(Collected data)
* * * *

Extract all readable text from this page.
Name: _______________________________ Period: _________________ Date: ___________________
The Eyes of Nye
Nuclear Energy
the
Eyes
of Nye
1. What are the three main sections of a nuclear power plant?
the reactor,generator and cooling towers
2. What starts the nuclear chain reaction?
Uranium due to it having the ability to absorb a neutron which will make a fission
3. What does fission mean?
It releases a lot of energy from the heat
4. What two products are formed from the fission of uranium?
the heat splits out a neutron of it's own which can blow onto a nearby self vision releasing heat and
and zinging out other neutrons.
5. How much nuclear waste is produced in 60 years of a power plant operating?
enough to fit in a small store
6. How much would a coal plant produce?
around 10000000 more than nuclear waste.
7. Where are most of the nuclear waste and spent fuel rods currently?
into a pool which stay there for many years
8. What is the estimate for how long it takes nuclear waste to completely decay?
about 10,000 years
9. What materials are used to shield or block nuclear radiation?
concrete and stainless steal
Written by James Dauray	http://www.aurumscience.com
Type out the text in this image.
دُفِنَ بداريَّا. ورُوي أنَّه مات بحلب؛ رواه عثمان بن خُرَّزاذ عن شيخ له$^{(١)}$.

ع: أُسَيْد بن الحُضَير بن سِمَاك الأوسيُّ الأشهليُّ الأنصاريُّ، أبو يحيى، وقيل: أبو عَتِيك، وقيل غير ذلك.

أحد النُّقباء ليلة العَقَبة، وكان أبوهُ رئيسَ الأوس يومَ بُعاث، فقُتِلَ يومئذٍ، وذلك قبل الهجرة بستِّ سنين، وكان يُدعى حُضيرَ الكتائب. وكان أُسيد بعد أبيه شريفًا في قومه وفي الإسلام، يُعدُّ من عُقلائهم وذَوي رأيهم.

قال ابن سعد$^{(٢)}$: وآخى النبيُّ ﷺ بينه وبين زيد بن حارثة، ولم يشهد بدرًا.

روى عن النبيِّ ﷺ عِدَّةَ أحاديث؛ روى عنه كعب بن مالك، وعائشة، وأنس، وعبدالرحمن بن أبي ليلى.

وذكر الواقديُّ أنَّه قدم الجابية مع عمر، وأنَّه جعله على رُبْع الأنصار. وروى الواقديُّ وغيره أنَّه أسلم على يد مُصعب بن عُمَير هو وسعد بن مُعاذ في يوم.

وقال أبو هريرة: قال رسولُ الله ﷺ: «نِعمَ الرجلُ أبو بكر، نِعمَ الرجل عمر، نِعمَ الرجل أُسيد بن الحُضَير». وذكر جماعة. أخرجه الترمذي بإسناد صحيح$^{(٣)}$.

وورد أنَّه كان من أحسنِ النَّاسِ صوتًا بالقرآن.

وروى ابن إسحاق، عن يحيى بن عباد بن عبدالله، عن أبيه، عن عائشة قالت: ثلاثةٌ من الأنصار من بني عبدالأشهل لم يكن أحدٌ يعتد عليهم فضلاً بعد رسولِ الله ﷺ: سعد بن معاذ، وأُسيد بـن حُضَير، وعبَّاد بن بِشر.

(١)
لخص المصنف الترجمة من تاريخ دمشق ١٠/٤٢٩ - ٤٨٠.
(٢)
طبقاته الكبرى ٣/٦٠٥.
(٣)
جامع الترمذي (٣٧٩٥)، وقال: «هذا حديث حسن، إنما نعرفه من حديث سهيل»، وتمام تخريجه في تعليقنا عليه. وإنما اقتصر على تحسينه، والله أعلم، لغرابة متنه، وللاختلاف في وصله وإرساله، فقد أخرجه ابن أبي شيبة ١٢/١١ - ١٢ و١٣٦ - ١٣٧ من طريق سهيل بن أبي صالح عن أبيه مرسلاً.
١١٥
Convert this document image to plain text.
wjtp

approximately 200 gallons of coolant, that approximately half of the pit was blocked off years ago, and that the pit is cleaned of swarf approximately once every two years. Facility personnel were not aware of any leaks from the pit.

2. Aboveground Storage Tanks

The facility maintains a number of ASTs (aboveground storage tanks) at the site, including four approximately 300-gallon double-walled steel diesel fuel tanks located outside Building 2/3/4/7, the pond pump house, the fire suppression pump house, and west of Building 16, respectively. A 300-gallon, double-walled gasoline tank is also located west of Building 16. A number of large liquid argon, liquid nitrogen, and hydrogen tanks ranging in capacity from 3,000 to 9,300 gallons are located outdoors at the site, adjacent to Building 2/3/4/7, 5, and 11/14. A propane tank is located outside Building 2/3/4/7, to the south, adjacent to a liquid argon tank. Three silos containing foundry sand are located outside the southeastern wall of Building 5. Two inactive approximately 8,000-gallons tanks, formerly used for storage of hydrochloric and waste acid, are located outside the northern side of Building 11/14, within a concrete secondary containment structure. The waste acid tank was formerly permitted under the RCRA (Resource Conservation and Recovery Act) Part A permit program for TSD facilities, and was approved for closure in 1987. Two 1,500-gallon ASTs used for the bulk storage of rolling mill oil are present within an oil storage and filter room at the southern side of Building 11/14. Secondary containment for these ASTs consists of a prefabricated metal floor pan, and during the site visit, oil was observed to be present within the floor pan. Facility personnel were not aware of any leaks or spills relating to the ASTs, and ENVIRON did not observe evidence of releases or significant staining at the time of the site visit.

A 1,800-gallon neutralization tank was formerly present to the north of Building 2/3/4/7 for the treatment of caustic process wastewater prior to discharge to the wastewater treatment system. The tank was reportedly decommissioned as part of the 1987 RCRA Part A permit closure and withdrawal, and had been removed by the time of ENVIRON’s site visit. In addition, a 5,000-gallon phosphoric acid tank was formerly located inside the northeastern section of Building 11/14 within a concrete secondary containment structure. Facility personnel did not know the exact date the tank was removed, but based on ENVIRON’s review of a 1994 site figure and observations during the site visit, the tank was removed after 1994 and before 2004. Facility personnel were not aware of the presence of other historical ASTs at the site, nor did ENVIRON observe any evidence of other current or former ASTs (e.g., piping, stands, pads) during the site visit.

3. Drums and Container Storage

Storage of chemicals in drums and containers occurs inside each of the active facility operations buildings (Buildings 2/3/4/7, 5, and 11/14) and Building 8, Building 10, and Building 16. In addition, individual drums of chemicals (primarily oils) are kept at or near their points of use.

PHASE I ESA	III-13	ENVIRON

* * * *

:: DESCRIPTION OF THE TASK ::
Print out every record again, exactly and in full.

:: TASK OUTPUT ::
Extract all readable text from this page.
Name: _______________________________ Period: _________________ Date: ___________________
The Eyes of Nye
Nuclear Energy
the
Eyes
of Nye
1. What are the three main sections of a nuclear power plant?
the reactor,generator and cooling towers
2. What starts the nuclear chain reaction?
Uranium due to it having the ability to absorb a neutron which will make a fission
3. What does fission mean?
It releases a lot of energy from the heat
4. What two products are formed from the fission of uranium?
the heat splits out a neutron of it's own which can blow onto a nearby self vision releasing heat and
and zinging out other neutrons.
5. How much nuclear waste is produced in 60 years of a power plant operating?
enough to fit in a small store
6. How much would a coal plant produce?
around 10000000 more than nuclear waste.
7. Where are most of the nuclear waste and spent fuel rods currently?
into a pool which stay there for many years
8. What is the estimate for how long it takes nuclear waste to completely decay?
about 10,000 years
9. What materials are used to shield or block nuclear radiation?
concrete and stainless steal
Written by James Dauray	http://www.aurumscience.com
Type out the text in this image.
دُفِنَ بداريَّا. ورُوي أنَّه مات بحلب؛ رواه عثمان بن خُرَّزاذ عن شيخ له$^{(١)}$.

ع: أُسَيْد بن الحُضَير بن سِمَاك الأوسيُّ الأشهليُّ الأنصاريُّ، أبو يحيى، وقيل: أبو عَتِيك، وقيل غير ذلك.

أحد النُّقباء ليلة العَقَبة، وكان أبوهُ رئيسَ الأوس يومَ بُعاث، فقُتِلَ يومئذٍ، وذلك قبل الهجرة بستِّ سنين، وكان يُدعى حُضيرَ الكتائب. وكان أُسيد بعد أبيه شريفًا في قومه وفي الإسلام، يُعدُّ من عُقلائهم وذَوي رأيهم.

قال ابن سعد$^{(٢)}$: وآخى النبيُّ ﷺ بينه وبين زيد بن حارثة، ولم يشهد بدرًا.

روى عن النبيِّ ﷺ عِدَّةَ أحاديث؛ روى عنه كعب بن مالك، وعائشة، وأنس، وعبدالرحمن بن أبي ليلى.

وذكر الواقديُّ أنَّه قدم الجابية مع عمر، وأنَّه جعله على رُبْع الأنصار. وروى الواقديُّ وغيره أنَّه أسلم على يد مُصعب بن عُمَير هو وسعد بن مُعاذ في يوم.

وقال أبو هريرة: قال رسولُ الله ﷺ: «نِعمَ الرجلُ أبو بكر، نِعمَ الرجل عمر، نِعمَ الرجل أُسيد بن الحُضَير». وذكر جماعة. أخرجه الترمذي بإسناد صحيح$^{(٣)}$.

وورد أنَّه كان من أحسنِ النَّاسِ صوتًا بالقرآن.

وروى ابن إسحاق، عن يحيى بن عباد بن عبدالله، عن أبيه، عن عائشة قالت: ثلاثةٌ من الأنصار من بني عبدالأشهل لم يكن أحدٌ يعتد عليهم فضلاً بعد رسولِ الله ﷺ: سعد بن معاذ، وأُسيد بـن حُضَير، وعبَّاد بن بِشر.

(١)
لخص المصنف الترجمة من تاريخ دمشق ١٠/٤٢٩ - ٤٨٠.
(٢)
طبقاته الكبرى ٣/٦٠٥.
(٣)
جامع الترمذي (٣٧٩٥)، وقال: «هذا حديث حسن، إنما نعرفه من حديث سهيل»، وتمام تخريجه في تعليقنا عليه. وإنما اقتصر على تحسينه، والله أعلم، لغرابة متنه، وللاختلاف في وصله وإرساله، فقد أخرجه ابن أبي شيبة ١٢/١١ - ١٢ و١٣٦ - ١٣٧ من طريق سهيل بن أبي صالح عن أبيه مرسلاً.
١١٥
Convert this document image to plain text.
wjtp

approximately 200 gallons of coolant, that approximately half of the pit was blocked off years ago, and that the pit is cleaned of swarf approximately once every two years. Facility personnel were not aware of any leaks from the pit.

2. Aboveground Storage Tanks

The facility maintains a number of ASTs (aboveground storage tanks) at the site, including four approximately 300-gallon double-walled steel diesel fuel tanks located outside Building 2/3/4/7, the pond pump house, the fire suppression pump house, and west of Building 16, respectively. A 300-gallon, double-walled gasoline tank is also located west of Building 16. A number of large liquid argon, liquid nitrogen, and hydrogen tanks ranging in capacity from 3,000 to 9,300 gallons are located outdoors at the site, adjacent to Building 2/3/4/7, 5, and 11/14. A propane tank is located outside Building 2/3/4/7, to the south, adjacent to a liquid argon tank. Three silos containing foundry sand are located outside the southeastern wall of Building 5. Two inactive approximately 8,000-gallons tanks, formerly used for storage of hydrochloric and waste acid, are located outside the northern side of Building 11/14, within a concrete secondary containment structure. The waste acid tank was formerly permitted under the RCRA (Resource Conservation and Recovery Act) Part A permit program for TSD facilities, and was approved for closure in 1987. Two 1,500-gallon ASTs used for the bulk storage of rolling mill oil are present within an oil storage and filter room at the southern side of Building 11/14. Secondary containment for these ASTs consists of a prefabricated metal floor pan, and during the site visit, oil was observed to be present within the floor pan. Facility personnel were not aware of any leaks or spills relating to the ASTs, and ENVIRON did not observe evidence of releases or significant staining at the time of the site visit.

A 1,800-gallon neutralization tank was formerly present to the north of Building 2/3/4/7 for the treatment of caustic process wastewater prior to discharge to the wastewater treatment system. The tank was reportedly decommissioned as part of the 1987 RCRA Part A permit closure and withdrawal, and had been removed by the time of ENVIRON’s site visit. In addition, a 5,000-gallon phosphoric acid tank was formerly located inside the northeastern section of Building 11/14 within a concrete secondary containment structure. Facility personnel did not know the exact date the tank was removed, but based on ENVIRON’s review of a 1994 site figure and observations during the site visit, the tank was removed after 1994 and before 2004. Facility personnel were not aware of the presence of other historical ASTs at the site, nor did ENVIRON observe any evidence of other current or former ASTs (e.g., piping, stands, pads) during the site visit.

3. Drums and Container Storage

Storage of chemicals in drums and containers occurs inside each of the active facility operations buildings (Buildings 2/3/4/7, 5, and 11/14) and Building 8, Building 10, and Building 16. In addition, individual drums of chemicals (primarily oils) are kept at or near their points of use.

PHASE I ESA	III-13	ENVIRON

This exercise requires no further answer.